## Task to complete
Search the data for the word "Indice" and copy every line that contains it.

A run of records
* * * * * * * * *

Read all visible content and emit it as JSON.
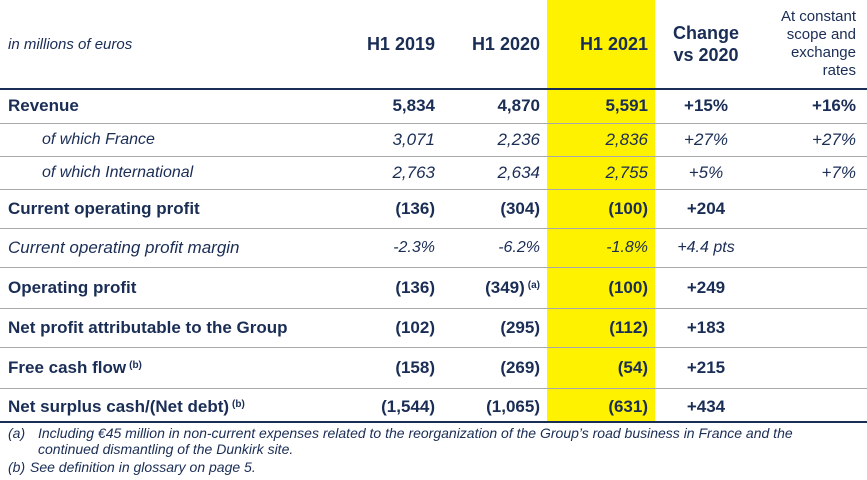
{
  "header": {
    "unit_label": "in millions of euros",
    "col_h1_2019": "H1 2019",
    "col_h1_2020": "H1 2020",
    "col_h1_2021": "H1 2021",
    "col_change_line1": "Change",
    "col_change_line2": "vs 2020",
    "col_constant_line1": "At constant",
    "col_constant_line2": "scope and",
    "col_constant_line3": "exchange",
    "col_constant_line4": "rates"
  },
  "rows": [
    {
      "label": "Revenue",
      "h1_2019": "5,834",
      "h1_2020": "4,870",
      "h1_2020_note": "",
      "h1_2021": "5,591",
      "change": "+15%",
      "constant": "+16%"
    },
    {
      "label": "of which France",
      "h1_2019": "3,071",
      "h1_2020": "2,236",
      "h1_2020_note": "",
      "h1_2021": "2,836",
      "change": "+27%",
      "constant": "+27%"
    },
    {
      "label": "of which International",
      "h1_2019": "2,763",
      "h1_2020": "2,634",
      "h1_2020_note": "",
      "h1_2021": "2,755",
      "change": "+5%",
      "constant": "+7%"
    },
    {
      "label": "Current operating profit",
      "h1_2019": "(136)",
      "h1_2020": "(304)",
      "h1_2020_note": "",
      "h1_2021": "(100)",
      "change": "+204",
      "constant": ""
    },
    {
      "label": "Current operating profit margin",
      "h1_2019": "-2.3%",
      "h1_2020": "-6.2%",
      "h1_2020_note": "",
      "h1_2021": "-1.8%",
      "change": "+4.4 pts",
      "constant": ""
    },
    {
      "label": "Operating profit",
      "h1_2019": "(136)",
      "h1_2020": "(349)",
      "h1_2020_note": "(a)",
      "h1_2021": "(100)",
      "change": "+249",
      "constant": ""
    },
    {
      "label": "Net profit attributable to the Group",
      "h1_2019": "(102)",
      "h1_2020": "(295)",
      "h1_2020_note": "",
      "h1_2021": "(112)",
      "change": "+183",
      "constant": ""
    },
    {
      "label": "Free cash flow",
      "label_note": "(b)",
      "h1_2019": "(158)",
      "h1_2020": "(269)",
      "h1_2020_note": "",
      "h1_2021": "(54)",
      "change": "+215",
      "constant": ""
    },
    {
      "label": "Net surplus cash/(Net debt)",
      "label_note": "(b)",
      "h1_2019": "(1,544)",
      "h1_2020": "(1,065)",
      "h1_2020_note": "",
      "h1_2021": "(631)",
      "change": "+434",
      "constant": ""
    }
  ],
  "footnotes": {
    "a_tag": "(a)",
    "a_text_line1": "Including €45 million in non-current expenses related to the reorganization of the Group’s road business in France and the",
    "a_text_line2": "continued dismantling of the Dunkirk site.",
    "b_tag": "(b)",
    "b_text": "See definition in glossary on page 5."
  },
  "colors": {
    "text": "#1a2d55",
    "highlight": "#fff200",
    "rule": "#a9a9a9"
  }
}
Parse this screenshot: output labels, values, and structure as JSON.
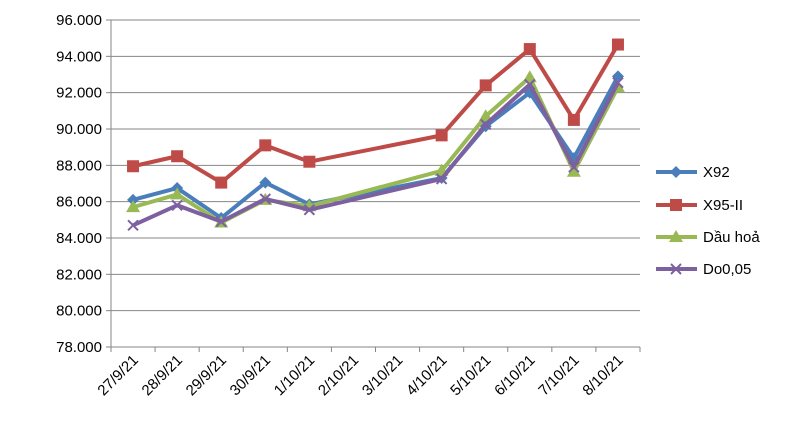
{
  "chart_data": {
    "type": "line",
    "title": "",
    "xlabel": "",
    "ylabel": "",
    "categories": [
      "27/9/21",
      "28/9/21",
      "29/9/21",
      "30/9/21",
      "1/10/21",
      "2/10/21",
      "3/10/21",
      "4/10/21",
      "5/10/21",
      "6/10/21",
      "7/10/21",
      "8/10/21"
    ],
    "ylim": [
      78000,
      96000
    ],
    "yticks": [
      78000,
      80000,
      82000,
      84000,
      86000,
      88000,
      90000,
      92000,
      94000,
      96000
    ],
    "ytick_labels": [
      "78.000",
      "80.000",
      "82.000",
      "84.000",
      "86.000",
      "88.000",
      "90.000",
      "92.000",
      "94.000",
      "96.000"
    ],
    "grid": "horizontal",
    "legend_position": "right",
    "series": [
      {
        "name": "X92",
        "color": "#4a7ebb",
        "marker": "diamond",
        "values": [
          86100,
          86750,
          85100,
          87050,
          85850,
          null,
          null,
          87300,
          90150,
          92000,
          88400,
          92900
        ]
      },
      {
        "name": "X95-II",
        "color": "#be4b48",
        "marker": "square",
        "values": [
          87950,
          88500,
          87050,
          89100,
          88200,
          null,
          null,
          89650,
          92400,
          94400,
          90500,
          94650
        ]
      },
      {
        "name": "Dầu hoả",
        "color": "#98b954",
        "marker": "triangle",
        "values": [
          85700,
          86400,
          84850,
          86100,
          85750,
          null,
          null,
          87700,
          90700,
          92850,
          87650,
          92300
        ]
      },
      {
        "name": "Do0,05",
        "color": "#7d60a0",
        "marker": "x",
        "values": [
          84700,
          85800,
          84900,
          86150,
          85550,
          null,
          null,
          87250,
          90250,
          92450,
          87900,
          92550
        ]
      }
    ]
  }
}
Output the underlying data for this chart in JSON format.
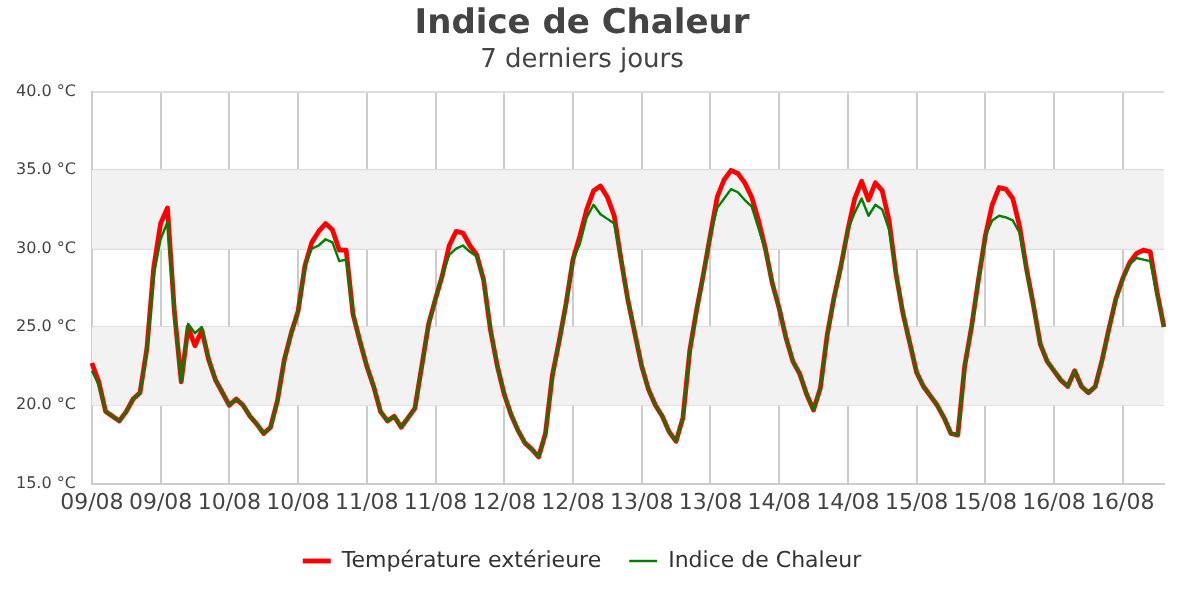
{
  "chart_data": {
    "type": "line",
    "title": "Indice de Chaleur",
    "subtitle": "7 derniers jours",
    "categories": [
      "09/08",
      null,
      null,
      null,
      null,
      null,
      null,
      null,
      null,
      null,
      "09/08",
      null,
      null,
      null,
      null,
      null,
      null,
      null,
      null,
      null,
      "10/08",
      null,
      null,
      null,
      null,
      null,
      null,
      null,
      null,
      null,
      "10/08",
      null,
      null,
      null,
      null,
      null,
      null,
      null,
      null,
      null,
      "11/08",
      null,
      null,
      null,
      null,
      null,
      null,
      null,
      null,
      null,
      "11/08",
      null,
      null,
      null,
      null,
      null,
      null,
      null,
      null,
      null,
      "12/08",
      null,
      null,
      null,
      null,
      null,
      null,
      null,
      null,
      null,
      "12/08",
      null,
      null,
      null,
      null,
      null,
      null,
      null,
      null,
      null,
      "13/08",
      null,
      null,
      null,
      null,
      null,
      null,
      null,
      null,
      null,
      "13/08",
      null,
      null,
      null,
      null,
      null,
      null,
      null,
      null,
      null,
      "14/08",
      null,
      null,
      null,
      null,
      null,
      null,
      null,
      null,
      null,
      "14/08",
      null,
      null,
      null,
      null,
      null,
      null,
      null,
      null,
      null,
      "15/08",
      null,
      null,
      null,
      null,
      null,
      null,
      null,
      null,
      null,
      "15/08",
      null,
      null,
      null,
      null,
      null,
      null,
      null,
      null,
      null,
      "16/08",
      null,
      null,
      null,
      null,
      null,
      null,
      null,
      null,
      null,
      "16/08",
      null,
      null,
      null,
      null,
      null,
      null
    ],
    "series": [
      {
        "name": "Température extérieure",
        "color": "#ff0000",
        "values": [
          22.7,
          21.5,
          19.6,
          19.3,
          19.0,
          19.6,
          20.4,
          20.8,
          23.6,
          28.8,
          31.6,
          32.6,
          26.0,
          21.5,
          25.0,
          23.8,
          24.8,
          22.9,
          21.6,
          20.8,
          20.0,
          20.4,
          20.0,
          19.3,
          18.8,
          18.2,
          18.6,
          20.3,
          22.9,
          24.6,
          26.0,
          28.9,
          30.4,
          31.1,
          31.6,
          31.2,
          29.9,
          29.9,
          25.8,
          24.1,
          22.5,
          21.2,
          19.6,
          19.0,
          19.3,
          18.6,
          19.2,
          19.8,
          22.5,
          25.2,
          26.8,
          28.3,
          30.2,
          31.1,
          31.0,
          30.2,
          29.6,
          28.0,
          24.8,
          22.5,
          20.7,
          19.4,
          18.4,
          17.6,
          17.2,
          16.7,
          18.2,
          21.9,
          24.1,
          26.5,
          29.3,
          30.8,
          32.5,
          33.7,
          34.0,
          33.3,
          32.1,
          29.3,
          26.7,
          24.6,
          22.5,
          21.0,
          20.0,
          19.3,
          18.3,
          17.7,
          19.2,
          23.5,
          26.1,
          28.4,
          30.9,
          33.3,
          34.4,
          35.0,
          34.8,
          34.2,
          33.3,
          31.8,
          30.0,
          27.8,
          26.2,
          24.3,
          22.8,
          22.0,
          20.7,
          19.7,
          21.1,
          24.5,
          26.9,
          28.9,
          31.2,
          33.2,
          34.3,
          33.1,
          34.2,
          33.7,
          31.8,
          28.4,
          25.9,
          24.0,
          22.1,
          21.2,
          20.6,
          20.0,
          19.2,
          18.2,
          18.1,
          22.5,
          25.0,
          28.0,
          30.8,
          32.8,
          33.9,
          33.8,
          33.2,
          31.4,
          28.7,
          26.4,
          23.9,
          22.8,
          22.2,
          21.6,
          21.2,
          22.2,
          21.2,
          20.8,
          21.2,
          22.9,
          24.9,
          26.8,
          28.1,
          29.1,
          29.7,
          29.9,
          29.8,
          27.2,
          25.0
        ]
      },
      {
        "name": "Indice de Chaleur",
        "color": "#008000",
        "values": [
          22.2,
          21.3,
          19.6,
          19.3,
          19.0,
          19.6,
          20.4,
          20.8,
          23.4,
          28.3,
          30.6,
          31.7,
          25.8,
          21.5,
          25.2,
          24.6,
          25.0,
          22.9,
          21.6,
          20.8,
          20.0,
          20.4,
          20.0,
          19.3,
          18.8,
          18.2,
          18.6,
          20.3,
          22.9,
          24.6,
          26.0,
          28.9,
          30.0,
          30.2,
          30.6,
          30.4,
          29.2,
          29.3,
          25.8,
          24.1,
          22.5,
          21.2,
          19.6,
          19.0,
          19.3,
          18.6,
          19.2,
          19.8,
          22.5,
          25.2,
          26.8,
          28.3,
          29.6,
          30.0,
          30.2,
          29.8,
          29.5,
          28.0,
          24.8,
          22.5,
          20.7,
          19.4,
          18.4,
          17.6,
          17.2,
          16.7,
          18.2,
          21.9,
          24.1,
          26.5,
          29.3,
          30.3,
          32.0,
          32.8,
          32.2,
          31.9,
          31.6,
          29.3,
          26.7,
          24.6,
          22.5,
          21.0,
          20.0,
          19.3,
          18.3,
          17.7,
          19.2,
          23.5,
          26.1,
          28.4,
          30.9,
          32.6,
          33.2,
          33.8,
          33.6,
          33.1,
          32.7,
          31.3,
          29.9,
          27.8,
          26.2,
          24.3,
          22.8,
          22.0,
          20.7,
          19.7,
          21.1,
          24.5,
          26.9,
          28.9,
          31.2,
          32.3,
          33.2,
          32.1,
          32.8,
          32.5,
          31.2,
          28.4,
          25.9,
          24.0,
          22.1,
          21.2,
          20.6,
          20.0,
          19.2,
          18.2,
          18.1,
          22.5,
          25.0,
          28.0,
          30.8,
          31.8,
          32.1,
          32.0,
          31.8,
          31.0,
          28.5,
          26.3,
          23.9,
          22.8,
          22.2,
          21.6,
          21.2,
          22.2,
          21.2,
          20.8,
          21.2,
          22.9,
          24.9,
          26.8,
          28.1,
          29.0,
          29.4,
          29.3,
          29.2,
          27.0,
          25.0
        ]
      }
    ],
    "ylim": [
      15,
      40
    ],
    "yticks": [
      {
        "value": 15,
        "label": "15.0 °C"
      },
      {
        "value": 20,
        "label": "20.0 °C"
      },
      {
        "value": 25,
        "label": "25.0 °C"
      },
      {
        "value": 30,
        "label": "30.0 °C"
      },
      {
        "value": 35,
        "label": "35.0 °C"
      },
      {
        "value": 40,
        "label": "40.0 °C"
      }
    ],
    "bands": [
      {
        "axis": "y",
        "from": 20,
        "to": 25,
        "color": "#f2f2f2"
      },
      {
        "axis": "y",
        "from": 30,
        "to": 35,
        "color": "#f2f2f2"
      }
    ],
    "grid": true,
    "legend": "bottom",
    "marker": "none"
  }
}
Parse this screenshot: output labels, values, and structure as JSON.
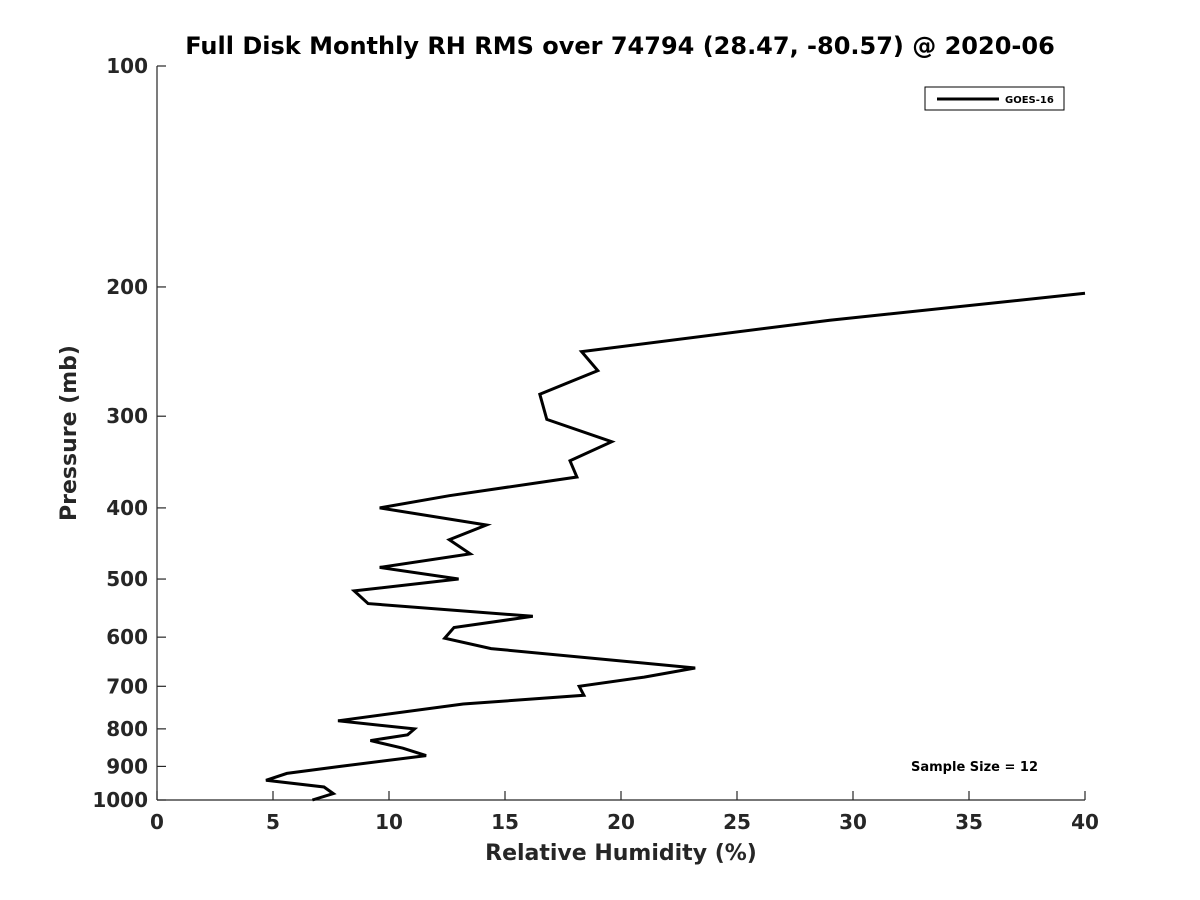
{
  "chart_data": {
    "type": "line",
    "title": "Full Disk Monthly RH RMS over 74794 (28.47, -80.57) @ 2020-06",
    "xlabel": "Relative Humidity (%)",
    "ylabel": "Pressure (mb)",
    "xlim": [
      0,
      40
    ],
    "ylim": [
      100,
      1000
    ],
    "y_scale": "log",
    "y_reversed": true,
    "x_ticks": [
      0,
      5,
      10,
      15,
      20,
      25,
      30,
      35,
      40
    ],
    "x_tick_labels": [
      "0",
      "5",
      "10",
      "15",
      "20",
      "25",
      "30",
      "35",
      "40"
    ],
    "y_ticks": [
      100,
      200,
      300,
      400,
      500,
      600,
      700,
      800,
      900,
      1000
    ],
    "y_tick_labels": [
      "100",
      "200",
      "300",
      "400",
      "500",
      "600",
      "700",
      "800",
      "900",
      "1000"
    ],
    "grid": false,
    "legend": {
      "placement": "top-right",
      "entries": [
        "GOES-16"
      ]
    },
    "annotation": "Sample Size = 12",
    "line_color": "#000000",
    "series": [
      {
        "name": "GOES-16",
        "points": [
          {
            "x": 40.0,
            "p": 204
          },
          {
            "x": 29.0,
            "p": 222
          },
          {
            "x": 18.3,
            "p": 245
          },
          {
            "x": 19.0,
            "p": 260
          },
          {
            "x": 16.5,
            "p": 280
          },
          {
            "x": 16.8,
            "p": 303
          },
          {
            "x": 19.6,
            "p": 325
          },
          {
            "x": 17.8,
            "p": 345
          },
          {
            "x": 18.1,
            "p": 363
          },
          {
            "x": 12.6,
            "p": 385
          },
          {
            "x": 9.6,
            "p": 400
          },
          {
            "x": 14.2,
            "p": 422
          },
          {
            "x": 12.6,
            "p": 442
          },
          {
            "x": 13.5,
            "p": 462
          },
          {
            "x": 9.6,
            "p": 482
          },
          {
            "x": 13.0,
            "p": 500
          },
          {
            "x": 8.5,
            "p": 519
          },
          {
            "x": 9.1,
            "p": 540
          },
          {
            "x": 16.2,
            "p": 562
          },
          {
            "x": 12.8,
            "p": 582
          },
          {
            "x": 12.4,
            "p": 602
          },
          {
            "x": 14.4,
            "p": 622
          },
          {
            "x": 23.2,
            "p": 661
          },
          {
            "x": 21.0,
            "p": 680
          },
          {
            "x": 18.2,
            "p": 700
          },
          {
            "x": 18.4,
            "p": 720
          },
          {
            "x": 13.2,
            "p": 740
          },
          {
            "x": 7.8,
            "p": 780
          },
          {
            "x": 11.1,
            "p": 800
          },
          {
            "x": 10.8,
            "p": 815
          },
          {
            "x": 9.2,
            "p": 830
          },
          {
            "x": 10.6,
            "p": 850
          },
          {
            "x": 11.6,
            "p": 870
          },
          {
            "x": 7.9,
            "p": 900
          },
          {
            "x": 5.6,
            "p": 920
          },
          {
            "x": 4.7,
            "p": 940
          },
          {
            "x": 7.2,
            "p": 960
          },
          {
            "x": 7.6,
            "p": 980
          },
          {
            "x": 6.7,
            "p": 1000
          }
        ]
      }
    ]
  }
}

* * * * * * * * *

## Solution to the exercise
    "title": "Indice de Chaleur",
        "name": "Indice de Chaleur",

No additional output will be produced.